Listed entries:

»»

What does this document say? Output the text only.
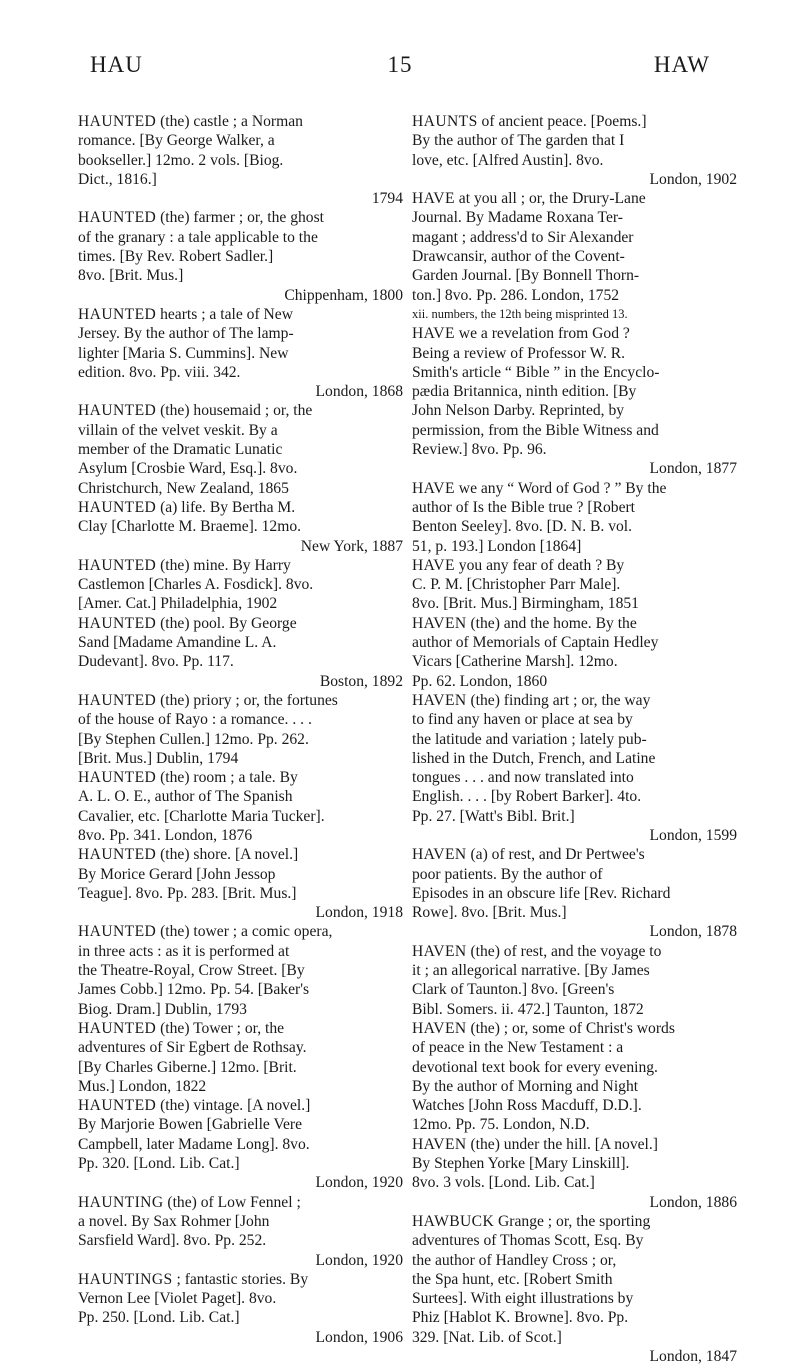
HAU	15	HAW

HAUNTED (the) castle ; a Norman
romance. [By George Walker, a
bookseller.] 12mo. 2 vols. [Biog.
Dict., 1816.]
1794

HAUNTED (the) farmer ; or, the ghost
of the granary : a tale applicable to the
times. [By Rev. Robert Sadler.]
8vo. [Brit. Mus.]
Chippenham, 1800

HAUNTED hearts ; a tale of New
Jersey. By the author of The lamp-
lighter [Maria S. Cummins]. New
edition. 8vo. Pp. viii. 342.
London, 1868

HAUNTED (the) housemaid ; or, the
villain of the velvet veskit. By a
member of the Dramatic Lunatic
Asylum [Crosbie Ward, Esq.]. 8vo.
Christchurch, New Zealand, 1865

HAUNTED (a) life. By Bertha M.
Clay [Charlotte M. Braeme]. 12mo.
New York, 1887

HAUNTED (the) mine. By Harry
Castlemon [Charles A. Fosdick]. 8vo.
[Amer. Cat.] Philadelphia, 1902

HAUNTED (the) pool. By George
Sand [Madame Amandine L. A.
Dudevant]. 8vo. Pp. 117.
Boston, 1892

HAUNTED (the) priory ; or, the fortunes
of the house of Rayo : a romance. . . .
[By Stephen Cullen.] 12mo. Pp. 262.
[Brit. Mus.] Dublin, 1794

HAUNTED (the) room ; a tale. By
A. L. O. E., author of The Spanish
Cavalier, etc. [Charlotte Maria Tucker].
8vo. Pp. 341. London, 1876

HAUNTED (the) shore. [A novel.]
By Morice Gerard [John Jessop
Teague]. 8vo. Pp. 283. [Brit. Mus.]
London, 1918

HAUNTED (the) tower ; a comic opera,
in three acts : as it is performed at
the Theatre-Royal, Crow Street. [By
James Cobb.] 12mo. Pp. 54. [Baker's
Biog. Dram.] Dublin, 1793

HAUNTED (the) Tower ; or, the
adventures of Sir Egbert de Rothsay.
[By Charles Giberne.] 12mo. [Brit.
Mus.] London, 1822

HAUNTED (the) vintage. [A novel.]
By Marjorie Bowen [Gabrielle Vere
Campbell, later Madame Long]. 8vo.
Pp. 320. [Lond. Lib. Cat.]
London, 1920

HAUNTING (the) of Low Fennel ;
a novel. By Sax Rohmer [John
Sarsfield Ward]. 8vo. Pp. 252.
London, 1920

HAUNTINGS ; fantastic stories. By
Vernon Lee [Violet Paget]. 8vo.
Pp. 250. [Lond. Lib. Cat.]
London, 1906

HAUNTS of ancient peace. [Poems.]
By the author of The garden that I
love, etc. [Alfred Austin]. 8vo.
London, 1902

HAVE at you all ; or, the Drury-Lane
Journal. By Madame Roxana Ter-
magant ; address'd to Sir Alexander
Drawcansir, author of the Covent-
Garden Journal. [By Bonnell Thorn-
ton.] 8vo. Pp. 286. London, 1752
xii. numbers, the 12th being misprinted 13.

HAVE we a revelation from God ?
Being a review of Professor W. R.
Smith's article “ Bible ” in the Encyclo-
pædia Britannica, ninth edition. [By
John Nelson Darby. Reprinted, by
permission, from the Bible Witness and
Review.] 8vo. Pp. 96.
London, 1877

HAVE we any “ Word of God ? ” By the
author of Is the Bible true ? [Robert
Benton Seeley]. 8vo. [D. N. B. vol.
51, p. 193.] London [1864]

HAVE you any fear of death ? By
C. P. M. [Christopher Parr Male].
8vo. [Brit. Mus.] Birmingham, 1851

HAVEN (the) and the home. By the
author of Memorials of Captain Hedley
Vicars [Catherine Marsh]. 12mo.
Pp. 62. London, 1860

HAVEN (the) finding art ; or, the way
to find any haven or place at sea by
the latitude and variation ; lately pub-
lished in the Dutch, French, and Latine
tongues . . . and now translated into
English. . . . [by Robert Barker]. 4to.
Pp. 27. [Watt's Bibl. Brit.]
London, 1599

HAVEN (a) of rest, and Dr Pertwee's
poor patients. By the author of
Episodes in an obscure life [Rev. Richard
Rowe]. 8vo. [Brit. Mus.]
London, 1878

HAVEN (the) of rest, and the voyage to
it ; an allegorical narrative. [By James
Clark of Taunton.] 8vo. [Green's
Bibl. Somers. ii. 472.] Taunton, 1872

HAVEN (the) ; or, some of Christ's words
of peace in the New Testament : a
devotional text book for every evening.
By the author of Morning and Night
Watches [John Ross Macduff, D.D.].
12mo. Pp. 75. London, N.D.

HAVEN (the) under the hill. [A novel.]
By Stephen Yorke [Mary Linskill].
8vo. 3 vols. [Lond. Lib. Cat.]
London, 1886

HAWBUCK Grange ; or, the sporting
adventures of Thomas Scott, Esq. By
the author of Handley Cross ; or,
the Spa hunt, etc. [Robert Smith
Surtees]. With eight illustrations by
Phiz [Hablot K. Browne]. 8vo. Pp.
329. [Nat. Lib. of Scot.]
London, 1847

««
»»

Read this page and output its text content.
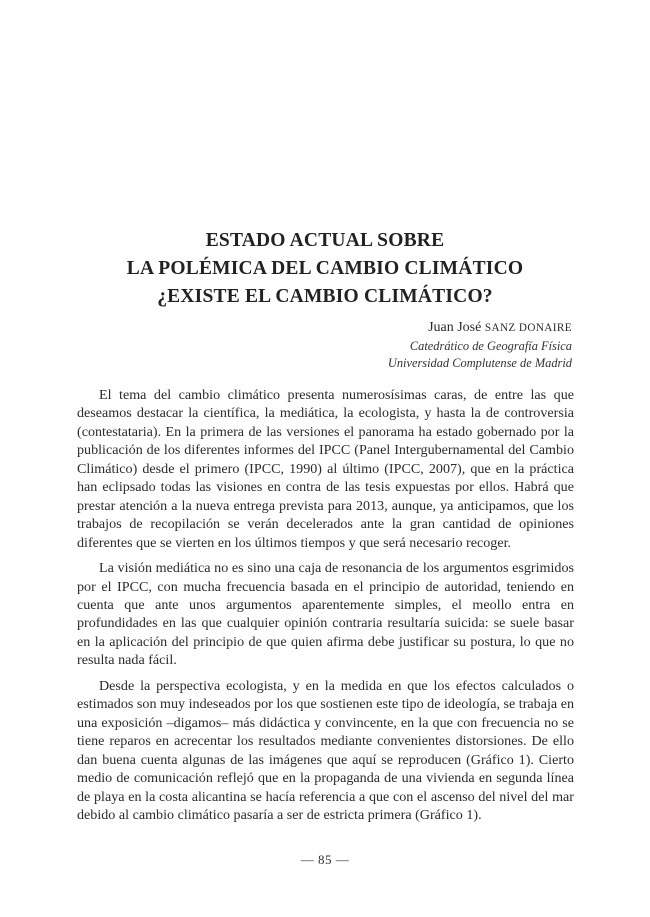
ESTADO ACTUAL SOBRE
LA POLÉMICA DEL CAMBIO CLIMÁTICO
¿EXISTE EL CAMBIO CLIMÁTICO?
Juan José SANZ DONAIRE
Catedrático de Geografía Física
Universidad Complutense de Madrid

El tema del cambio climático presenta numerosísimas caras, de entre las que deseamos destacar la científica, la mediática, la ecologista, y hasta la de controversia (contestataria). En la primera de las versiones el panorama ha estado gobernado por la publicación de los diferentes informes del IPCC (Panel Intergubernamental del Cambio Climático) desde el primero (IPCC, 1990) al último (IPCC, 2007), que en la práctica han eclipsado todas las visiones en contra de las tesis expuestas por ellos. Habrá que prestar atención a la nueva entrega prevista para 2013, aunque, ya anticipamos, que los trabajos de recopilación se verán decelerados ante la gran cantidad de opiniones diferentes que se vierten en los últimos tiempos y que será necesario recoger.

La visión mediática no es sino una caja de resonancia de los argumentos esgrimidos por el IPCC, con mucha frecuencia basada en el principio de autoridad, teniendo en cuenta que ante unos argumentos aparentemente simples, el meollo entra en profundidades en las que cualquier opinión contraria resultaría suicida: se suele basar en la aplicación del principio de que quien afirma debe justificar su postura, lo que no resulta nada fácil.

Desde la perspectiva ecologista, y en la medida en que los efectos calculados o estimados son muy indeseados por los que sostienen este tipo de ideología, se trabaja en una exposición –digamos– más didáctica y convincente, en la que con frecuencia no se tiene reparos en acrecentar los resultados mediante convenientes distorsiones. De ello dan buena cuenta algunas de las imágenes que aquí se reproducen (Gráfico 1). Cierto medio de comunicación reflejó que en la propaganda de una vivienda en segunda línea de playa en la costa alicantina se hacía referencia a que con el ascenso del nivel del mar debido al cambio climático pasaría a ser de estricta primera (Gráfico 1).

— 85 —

««

Reproduce every line of the records containing the string "vols".

bookseller.] 12mo. 2 vols. [Biog.
8vo. 3 vols. [Lond. Lib. Cat.]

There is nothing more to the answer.